• _Stated goal_:
Sift the material for lines containing "SILUBESA", and return them.

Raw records
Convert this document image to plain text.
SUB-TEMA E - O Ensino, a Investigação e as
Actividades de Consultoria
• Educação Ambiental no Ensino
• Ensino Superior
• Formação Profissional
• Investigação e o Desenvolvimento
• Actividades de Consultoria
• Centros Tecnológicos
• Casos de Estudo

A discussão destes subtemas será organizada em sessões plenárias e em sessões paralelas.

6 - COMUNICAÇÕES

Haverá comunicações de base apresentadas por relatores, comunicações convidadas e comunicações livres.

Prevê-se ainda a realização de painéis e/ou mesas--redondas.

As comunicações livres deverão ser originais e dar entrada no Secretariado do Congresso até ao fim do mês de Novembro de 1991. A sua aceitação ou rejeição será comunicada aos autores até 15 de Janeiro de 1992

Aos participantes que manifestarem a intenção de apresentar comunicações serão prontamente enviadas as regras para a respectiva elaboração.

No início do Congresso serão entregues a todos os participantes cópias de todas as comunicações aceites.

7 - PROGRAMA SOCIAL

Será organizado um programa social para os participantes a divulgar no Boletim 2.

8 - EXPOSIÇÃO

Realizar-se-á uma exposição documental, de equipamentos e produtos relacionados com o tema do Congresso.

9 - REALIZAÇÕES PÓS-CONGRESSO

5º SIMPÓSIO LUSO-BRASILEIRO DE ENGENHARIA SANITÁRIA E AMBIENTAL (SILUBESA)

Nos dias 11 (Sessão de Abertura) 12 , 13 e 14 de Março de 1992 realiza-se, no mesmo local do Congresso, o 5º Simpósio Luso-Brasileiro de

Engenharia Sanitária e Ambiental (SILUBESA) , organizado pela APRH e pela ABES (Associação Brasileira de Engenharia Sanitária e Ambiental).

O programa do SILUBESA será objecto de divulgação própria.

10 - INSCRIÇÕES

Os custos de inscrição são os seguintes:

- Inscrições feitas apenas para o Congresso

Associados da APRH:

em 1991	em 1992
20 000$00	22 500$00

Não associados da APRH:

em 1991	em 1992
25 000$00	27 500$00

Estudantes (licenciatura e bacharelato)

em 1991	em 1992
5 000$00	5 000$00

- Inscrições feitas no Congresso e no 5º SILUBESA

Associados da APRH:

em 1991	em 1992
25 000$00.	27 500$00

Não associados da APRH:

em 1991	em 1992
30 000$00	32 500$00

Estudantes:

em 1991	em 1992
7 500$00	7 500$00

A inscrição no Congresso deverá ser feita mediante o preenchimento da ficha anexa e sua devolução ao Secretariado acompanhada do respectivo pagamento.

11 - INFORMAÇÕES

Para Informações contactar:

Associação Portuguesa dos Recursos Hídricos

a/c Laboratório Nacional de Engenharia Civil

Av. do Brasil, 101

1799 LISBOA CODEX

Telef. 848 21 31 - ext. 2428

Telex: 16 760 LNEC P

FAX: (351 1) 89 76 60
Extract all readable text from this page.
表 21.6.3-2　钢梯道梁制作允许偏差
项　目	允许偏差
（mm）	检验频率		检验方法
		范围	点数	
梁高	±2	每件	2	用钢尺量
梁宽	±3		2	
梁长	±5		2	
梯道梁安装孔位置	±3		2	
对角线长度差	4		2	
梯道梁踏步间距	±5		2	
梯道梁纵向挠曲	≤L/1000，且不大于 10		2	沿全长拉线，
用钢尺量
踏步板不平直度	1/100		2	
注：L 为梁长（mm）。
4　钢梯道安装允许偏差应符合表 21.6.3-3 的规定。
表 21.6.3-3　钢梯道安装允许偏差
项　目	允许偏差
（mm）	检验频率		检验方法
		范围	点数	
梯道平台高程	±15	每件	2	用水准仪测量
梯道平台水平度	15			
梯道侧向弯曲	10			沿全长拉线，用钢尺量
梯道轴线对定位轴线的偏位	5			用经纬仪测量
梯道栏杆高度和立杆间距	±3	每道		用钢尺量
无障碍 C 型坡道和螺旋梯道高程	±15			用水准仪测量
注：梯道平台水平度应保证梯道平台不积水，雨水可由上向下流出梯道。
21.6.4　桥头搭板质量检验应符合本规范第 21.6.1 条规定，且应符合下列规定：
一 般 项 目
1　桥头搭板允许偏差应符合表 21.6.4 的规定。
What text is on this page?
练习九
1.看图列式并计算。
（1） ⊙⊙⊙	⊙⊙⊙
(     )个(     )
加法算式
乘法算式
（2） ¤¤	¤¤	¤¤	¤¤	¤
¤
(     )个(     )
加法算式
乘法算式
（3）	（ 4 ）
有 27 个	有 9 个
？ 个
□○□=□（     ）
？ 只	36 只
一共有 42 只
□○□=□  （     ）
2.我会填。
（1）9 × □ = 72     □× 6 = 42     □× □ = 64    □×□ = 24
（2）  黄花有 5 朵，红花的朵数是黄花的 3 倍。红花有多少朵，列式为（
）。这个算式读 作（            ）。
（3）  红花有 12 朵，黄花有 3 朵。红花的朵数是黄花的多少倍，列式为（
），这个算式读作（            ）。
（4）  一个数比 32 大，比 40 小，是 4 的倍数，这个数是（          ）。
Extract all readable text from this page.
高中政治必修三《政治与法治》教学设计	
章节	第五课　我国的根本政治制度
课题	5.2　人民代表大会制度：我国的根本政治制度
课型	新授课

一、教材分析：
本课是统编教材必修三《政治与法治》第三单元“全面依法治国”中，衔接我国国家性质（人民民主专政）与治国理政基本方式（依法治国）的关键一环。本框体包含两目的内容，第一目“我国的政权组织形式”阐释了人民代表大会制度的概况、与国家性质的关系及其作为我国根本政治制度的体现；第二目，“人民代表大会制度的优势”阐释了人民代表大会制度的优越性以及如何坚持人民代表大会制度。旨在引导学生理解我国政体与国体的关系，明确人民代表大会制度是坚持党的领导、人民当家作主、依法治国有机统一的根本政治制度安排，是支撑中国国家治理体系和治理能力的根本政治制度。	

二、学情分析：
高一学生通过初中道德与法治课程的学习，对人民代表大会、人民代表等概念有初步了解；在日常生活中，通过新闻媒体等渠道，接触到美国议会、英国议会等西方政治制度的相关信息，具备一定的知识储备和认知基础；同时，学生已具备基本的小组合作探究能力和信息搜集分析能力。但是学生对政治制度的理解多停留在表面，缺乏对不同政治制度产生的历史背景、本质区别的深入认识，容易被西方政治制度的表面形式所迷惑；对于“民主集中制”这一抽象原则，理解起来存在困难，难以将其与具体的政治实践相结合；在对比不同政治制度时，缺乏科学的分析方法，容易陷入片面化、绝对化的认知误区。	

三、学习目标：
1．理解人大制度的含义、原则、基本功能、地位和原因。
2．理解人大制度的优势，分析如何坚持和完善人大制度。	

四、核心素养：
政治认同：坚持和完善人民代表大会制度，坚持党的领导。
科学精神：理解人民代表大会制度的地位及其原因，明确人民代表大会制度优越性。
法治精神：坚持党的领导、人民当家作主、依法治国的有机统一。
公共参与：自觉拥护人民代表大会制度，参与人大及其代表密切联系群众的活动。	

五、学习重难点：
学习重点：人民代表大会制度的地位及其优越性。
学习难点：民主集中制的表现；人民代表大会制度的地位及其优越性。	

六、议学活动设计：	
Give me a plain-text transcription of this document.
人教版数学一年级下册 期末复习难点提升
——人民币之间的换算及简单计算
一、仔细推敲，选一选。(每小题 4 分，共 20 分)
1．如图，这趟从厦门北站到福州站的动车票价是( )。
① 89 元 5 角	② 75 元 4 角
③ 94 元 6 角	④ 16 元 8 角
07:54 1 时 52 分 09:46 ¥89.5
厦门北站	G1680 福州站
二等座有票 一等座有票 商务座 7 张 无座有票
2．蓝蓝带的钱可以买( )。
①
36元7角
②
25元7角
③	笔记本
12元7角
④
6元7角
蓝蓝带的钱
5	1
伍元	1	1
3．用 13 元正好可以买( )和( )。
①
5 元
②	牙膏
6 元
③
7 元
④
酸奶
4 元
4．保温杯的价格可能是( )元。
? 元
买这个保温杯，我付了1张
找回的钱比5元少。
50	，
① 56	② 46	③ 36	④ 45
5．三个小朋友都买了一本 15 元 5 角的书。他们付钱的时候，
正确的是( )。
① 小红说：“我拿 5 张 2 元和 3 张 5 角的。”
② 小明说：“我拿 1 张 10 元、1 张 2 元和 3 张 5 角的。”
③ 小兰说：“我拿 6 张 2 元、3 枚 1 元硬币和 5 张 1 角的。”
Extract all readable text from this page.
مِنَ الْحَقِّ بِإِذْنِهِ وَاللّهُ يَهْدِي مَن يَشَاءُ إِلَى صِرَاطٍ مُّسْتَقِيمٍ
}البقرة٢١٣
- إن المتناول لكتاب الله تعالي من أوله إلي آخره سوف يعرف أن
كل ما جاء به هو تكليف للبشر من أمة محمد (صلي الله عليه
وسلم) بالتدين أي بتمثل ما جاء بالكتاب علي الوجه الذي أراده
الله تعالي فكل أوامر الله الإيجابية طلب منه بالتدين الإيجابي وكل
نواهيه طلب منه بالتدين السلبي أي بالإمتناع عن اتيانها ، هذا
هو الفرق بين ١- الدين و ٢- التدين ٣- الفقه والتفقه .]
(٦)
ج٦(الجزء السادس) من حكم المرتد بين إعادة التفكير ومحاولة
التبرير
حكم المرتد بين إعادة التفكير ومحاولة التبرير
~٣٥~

• _Task output_:
5º SIMPÓSIO LUSO-BRASILEIRO DE ENGENHARIA SANITÁRIA E AMBIENTAL (SILUBESA)
Engenharia Sanitária e Ambiental (SILUBESA) , organizado pela APRH e pela ABES (Associação Brasileira de Engenharia Sanitária e Ambiental).
O programa do SILUBESA será objecto de divulgação própria.
- Inscrições feitas no Congresso e no 5º SILUBESA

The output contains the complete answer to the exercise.